What is required => Look below. Copy each line that has "name" in it.

Items from a data source =>
◆ ◆ ◆ ◆ ◆ ◆ ◆
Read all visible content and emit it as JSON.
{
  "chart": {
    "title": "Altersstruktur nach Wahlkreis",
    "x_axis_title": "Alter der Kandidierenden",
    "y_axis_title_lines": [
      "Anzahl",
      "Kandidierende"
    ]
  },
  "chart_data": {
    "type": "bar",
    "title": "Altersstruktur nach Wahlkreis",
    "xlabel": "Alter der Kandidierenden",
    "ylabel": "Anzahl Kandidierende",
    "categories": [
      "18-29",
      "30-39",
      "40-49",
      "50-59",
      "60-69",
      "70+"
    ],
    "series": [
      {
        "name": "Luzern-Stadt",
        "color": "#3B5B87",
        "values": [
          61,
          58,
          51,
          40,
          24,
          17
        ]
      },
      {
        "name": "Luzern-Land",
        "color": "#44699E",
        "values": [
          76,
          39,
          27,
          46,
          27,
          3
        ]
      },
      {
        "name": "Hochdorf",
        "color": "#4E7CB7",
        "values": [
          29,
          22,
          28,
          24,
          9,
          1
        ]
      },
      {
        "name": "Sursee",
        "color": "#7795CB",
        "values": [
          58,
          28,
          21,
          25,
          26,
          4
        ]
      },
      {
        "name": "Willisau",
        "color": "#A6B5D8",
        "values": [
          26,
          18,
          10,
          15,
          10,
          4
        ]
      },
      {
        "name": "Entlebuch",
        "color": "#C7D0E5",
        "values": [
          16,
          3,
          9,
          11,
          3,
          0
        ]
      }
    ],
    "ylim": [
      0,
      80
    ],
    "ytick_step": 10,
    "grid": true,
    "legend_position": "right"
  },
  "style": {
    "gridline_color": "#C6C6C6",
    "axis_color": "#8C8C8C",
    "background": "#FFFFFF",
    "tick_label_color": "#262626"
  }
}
◆ ◆ ◆ ◆ ◆ ◆ ◆
Response to this task =>
        "name": "Luzern-Stadt",
        "name": "Luzern-Land",
        "name": "Hochdorf",
        "name": "Sursee",
        "name": "Willisau",
        "name": "Entlebuch",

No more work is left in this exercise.